--- EXERCISE TASK ---
Every line from the one with "Give me the" to the end of the data needs to be copied exactly, and no line before it.

--- INFORMATION SUPPLIED ---
***
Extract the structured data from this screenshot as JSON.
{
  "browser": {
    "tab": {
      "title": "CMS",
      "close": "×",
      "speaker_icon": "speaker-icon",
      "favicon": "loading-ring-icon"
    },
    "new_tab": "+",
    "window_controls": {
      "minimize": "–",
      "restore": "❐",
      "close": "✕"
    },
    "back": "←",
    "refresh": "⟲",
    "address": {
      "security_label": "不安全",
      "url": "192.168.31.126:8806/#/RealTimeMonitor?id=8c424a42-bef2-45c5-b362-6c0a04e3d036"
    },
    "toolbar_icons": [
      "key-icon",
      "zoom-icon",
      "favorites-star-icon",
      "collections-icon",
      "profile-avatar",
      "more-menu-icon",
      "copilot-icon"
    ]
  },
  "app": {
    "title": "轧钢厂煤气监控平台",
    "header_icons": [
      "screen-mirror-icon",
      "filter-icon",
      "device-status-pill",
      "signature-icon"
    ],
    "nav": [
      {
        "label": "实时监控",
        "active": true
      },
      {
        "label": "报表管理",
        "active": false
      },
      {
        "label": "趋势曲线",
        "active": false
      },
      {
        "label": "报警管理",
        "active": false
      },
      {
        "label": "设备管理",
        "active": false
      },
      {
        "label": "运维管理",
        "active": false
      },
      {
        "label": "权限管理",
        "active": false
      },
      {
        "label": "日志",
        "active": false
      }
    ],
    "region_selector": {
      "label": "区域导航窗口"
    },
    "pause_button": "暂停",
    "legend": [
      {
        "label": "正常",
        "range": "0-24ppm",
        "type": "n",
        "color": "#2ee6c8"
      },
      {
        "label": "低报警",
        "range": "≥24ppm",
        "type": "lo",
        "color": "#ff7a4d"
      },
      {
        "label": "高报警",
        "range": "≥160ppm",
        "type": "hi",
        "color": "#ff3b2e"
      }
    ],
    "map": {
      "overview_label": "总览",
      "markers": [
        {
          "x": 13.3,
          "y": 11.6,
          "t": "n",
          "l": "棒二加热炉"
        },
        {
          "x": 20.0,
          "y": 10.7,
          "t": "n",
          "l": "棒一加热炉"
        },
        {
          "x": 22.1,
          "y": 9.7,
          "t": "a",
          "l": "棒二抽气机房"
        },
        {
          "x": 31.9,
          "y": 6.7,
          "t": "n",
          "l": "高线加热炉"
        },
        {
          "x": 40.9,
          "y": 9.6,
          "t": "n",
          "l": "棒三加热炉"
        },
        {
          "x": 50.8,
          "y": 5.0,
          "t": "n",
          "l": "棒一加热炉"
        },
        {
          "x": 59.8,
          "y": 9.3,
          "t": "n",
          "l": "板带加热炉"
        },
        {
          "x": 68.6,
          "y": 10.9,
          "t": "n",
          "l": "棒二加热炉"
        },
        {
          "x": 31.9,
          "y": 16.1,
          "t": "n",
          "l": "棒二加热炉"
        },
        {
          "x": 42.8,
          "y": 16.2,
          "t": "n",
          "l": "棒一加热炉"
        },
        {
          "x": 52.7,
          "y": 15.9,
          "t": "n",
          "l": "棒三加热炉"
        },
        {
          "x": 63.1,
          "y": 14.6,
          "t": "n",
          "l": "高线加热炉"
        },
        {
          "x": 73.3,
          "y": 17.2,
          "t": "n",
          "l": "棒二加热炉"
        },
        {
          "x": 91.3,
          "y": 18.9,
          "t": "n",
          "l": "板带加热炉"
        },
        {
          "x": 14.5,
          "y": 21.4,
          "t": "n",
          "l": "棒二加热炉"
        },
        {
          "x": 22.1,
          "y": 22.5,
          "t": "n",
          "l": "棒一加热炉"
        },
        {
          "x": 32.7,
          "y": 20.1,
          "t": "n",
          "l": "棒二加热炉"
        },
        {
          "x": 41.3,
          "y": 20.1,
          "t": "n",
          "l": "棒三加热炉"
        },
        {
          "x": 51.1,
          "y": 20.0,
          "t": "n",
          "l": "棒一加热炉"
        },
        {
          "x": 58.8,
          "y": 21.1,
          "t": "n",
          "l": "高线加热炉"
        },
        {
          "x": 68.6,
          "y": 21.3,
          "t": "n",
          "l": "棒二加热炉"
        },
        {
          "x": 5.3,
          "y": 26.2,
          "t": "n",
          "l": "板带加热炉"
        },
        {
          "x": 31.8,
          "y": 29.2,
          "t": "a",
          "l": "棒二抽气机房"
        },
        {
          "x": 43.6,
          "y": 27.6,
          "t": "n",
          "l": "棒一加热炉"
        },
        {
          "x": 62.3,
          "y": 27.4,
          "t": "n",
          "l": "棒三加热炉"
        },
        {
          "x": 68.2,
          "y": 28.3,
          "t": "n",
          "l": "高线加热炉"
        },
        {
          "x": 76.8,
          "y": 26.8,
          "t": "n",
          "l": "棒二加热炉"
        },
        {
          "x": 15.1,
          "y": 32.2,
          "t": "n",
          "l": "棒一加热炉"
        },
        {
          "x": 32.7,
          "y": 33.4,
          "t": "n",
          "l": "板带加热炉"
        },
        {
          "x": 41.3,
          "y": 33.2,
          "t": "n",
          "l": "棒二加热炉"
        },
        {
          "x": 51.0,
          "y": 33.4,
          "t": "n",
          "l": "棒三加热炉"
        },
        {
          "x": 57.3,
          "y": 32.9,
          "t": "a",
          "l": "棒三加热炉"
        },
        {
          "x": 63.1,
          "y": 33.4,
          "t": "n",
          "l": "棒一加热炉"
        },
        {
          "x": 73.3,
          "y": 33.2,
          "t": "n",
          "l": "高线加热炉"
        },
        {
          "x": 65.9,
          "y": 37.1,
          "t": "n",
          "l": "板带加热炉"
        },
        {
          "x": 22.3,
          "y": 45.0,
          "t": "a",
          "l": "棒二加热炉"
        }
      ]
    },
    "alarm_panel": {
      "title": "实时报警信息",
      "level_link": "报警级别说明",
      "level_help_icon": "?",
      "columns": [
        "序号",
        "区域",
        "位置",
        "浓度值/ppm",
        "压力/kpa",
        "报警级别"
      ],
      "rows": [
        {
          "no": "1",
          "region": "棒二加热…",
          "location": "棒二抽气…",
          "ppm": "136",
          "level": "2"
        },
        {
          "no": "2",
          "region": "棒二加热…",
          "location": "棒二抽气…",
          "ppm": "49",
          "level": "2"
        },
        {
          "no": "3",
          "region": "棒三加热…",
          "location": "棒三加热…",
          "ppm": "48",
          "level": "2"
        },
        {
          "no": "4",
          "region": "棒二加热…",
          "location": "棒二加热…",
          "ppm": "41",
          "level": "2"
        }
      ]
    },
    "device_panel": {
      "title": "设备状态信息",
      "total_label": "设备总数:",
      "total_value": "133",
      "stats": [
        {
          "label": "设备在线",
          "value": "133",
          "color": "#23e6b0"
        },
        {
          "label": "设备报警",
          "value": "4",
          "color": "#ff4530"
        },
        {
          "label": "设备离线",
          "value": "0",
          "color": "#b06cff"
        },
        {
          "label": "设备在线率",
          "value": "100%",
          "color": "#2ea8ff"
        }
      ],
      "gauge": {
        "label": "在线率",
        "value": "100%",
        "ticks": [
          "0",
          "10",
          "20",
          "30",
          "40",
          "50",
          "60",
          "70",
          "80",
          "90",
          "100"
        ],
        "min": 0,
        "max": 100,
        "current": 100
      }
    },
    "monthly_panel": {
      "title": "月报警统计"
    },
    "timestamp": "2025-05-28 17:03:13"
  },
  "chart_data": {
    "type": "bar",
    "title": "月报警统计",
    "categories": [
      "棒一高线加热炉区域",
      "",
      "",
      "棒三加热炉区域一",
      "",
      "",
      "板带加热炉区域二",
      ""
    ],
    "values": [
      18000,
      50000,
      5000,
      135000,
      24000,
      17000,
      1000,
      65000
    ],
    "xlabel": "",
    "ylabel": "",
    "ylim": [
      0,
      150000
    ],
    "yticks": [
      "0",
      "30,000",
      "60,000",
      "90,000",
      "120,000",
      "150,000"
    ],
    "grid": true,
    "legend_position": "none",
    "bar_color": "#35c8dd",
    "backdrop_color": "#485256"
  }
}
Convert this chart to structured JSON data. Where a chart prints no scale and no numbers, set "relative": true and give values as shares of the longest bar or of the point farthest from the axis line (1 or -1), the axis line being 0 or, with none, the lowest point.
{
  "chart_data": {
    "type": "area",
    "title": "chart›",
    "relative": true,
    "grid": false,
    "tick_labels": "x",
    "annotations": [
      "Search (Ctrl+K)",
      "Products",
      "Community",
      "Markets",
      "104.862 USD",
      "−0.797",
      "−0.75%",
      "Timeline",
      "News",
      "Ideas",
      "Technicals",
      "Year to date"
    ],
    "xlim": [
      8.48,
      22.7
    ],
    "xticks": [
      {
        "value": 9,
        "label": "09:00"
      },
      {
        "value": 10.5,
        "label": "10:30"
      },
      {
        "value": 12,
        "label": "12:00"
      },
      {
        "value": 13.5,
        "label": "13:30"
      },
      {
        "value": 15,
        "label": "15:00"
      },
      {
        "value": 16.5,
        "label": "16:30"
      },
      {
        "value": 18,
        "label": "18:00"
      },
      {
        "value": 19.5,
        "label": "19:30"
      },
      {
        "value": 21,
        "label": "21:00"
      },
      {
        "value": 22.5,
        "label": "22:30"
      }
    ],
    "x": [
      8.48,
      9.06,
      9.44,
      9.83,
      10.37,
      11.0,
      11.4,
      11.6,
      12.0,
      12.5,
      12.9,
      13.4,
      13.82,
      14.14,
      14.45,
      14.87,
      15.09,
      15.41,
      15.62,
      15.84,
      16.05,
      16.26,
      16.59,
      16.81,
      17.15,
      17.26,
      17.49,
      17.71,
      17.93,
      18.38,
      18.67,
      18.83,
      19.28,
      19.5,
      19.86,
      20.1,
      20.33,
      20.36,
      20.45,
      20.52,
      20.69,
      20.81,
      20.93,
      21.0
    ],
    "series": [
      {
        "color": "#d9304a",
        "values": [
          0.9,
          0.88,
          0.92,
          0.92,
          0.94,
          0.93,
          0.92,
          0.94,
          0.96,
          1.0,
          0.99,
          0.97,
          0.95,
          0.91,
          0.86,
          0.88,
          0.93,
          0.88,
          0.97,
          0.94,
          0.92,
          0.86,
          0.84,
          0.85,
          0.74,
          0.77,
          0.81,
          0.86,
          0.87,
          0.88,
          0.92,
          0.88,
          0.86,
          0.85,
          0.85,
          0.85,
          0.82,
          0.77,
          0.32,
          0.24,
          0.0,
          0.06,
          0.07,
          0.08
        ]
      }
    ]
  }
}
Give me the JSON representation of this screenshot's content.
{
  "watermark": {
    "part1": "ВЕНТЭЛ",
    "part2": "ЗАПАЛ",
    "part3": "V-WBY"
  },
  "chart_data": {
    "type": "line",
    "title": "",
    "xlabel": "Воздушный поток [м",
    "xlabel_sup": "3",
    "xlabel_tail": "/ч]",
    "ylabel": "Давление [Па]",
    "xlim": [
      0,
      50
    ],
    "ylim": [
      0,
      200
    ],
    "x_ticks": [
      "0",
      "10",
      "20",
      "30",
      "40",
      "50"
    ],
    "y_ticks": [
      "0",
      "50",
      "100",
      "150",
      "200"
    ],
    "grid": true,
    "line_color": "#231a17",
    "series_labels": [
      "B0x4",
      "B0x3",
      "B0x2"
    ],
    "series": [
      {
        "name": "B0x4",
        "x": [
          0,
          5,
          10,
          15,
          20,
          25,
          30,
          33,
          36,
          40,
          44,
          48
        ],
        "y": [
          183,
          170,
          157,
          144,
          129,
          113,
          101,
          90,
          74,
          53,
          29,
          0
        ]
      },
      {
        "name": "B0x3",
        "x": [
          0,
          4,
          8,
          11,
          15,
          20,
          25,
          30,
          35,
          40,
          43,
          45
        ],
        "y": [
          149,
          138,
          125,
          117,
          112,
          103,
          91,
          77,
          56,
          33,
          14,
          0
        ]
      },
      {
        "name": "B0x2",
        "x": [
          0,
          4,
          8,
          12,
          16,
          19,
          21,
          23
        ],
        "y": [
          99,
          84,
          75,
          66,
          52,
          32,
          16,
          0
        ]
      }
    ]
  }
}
***
--- REPLY TO THE TASK ---
Give me the JSON representation of this screenshot's content.
{
  "watermark": {
    "part1": "ВЕНТЭЛ",
    "part2": "ЗАПАЛ",
    "part3": "V-WBY"
  },
  "chart_data": {
    "type": "line",
    "title": "",
    "xlabel": "Воздушный поток [м",
    "xlabel_sup": "3",
    "xlabel_tail": "/ч]",
    "ylabel": "Давление [Па]",
    "xlim": [
      0,
      50
    ],
    "ylim": [
      0,
      200
    ],
    "x_ticks": [
      "0",
      "10",
      "20",
      "30",
      "40",
      "50"
    ],
    "y_ticks": [
      "0",
      "50",
      "100",
      "150",
      "200"
    ],
    "grid": true,
    "line_color": "#231a17",
    "series_labels": [
      "B0x4",
      "B0x3",
      "B0x2"
    ],
    "series": [
      {
        "name": "B0x4",
        "x": [
          0,
          5,
          10,
          15,
          20,
          25,
          30,
          33,
          36,
          40,
          44,
          48
        ],
        "y": [
          183,
          170,
          157,
          144,
          129,
          113,
          101,
          90,
          74,
          53,
          29,
          0
        ]
      },
      {
        "name": "B0x3",
        "x": [
          0,
          4,
          8,
          11,
          15,
          20,
          25,
          30,
          35,
          40,
          43,
          45
        ],
        "y": [
          149,
          138,
          125,
          117,
          112,
          103,
          91,
          77,
          56,
          33,
          14,
          0
        ]
      },
      {
        "name": "B0x2",
        "x": [
          0,
          4,
          8,
          12,
          16,
          19,
          21,
          23
        ],
        "y": [
          99,
          84,
          75,
          66,
          52,
          32,
          16,
          0
        ]
      }
    ]
  }
}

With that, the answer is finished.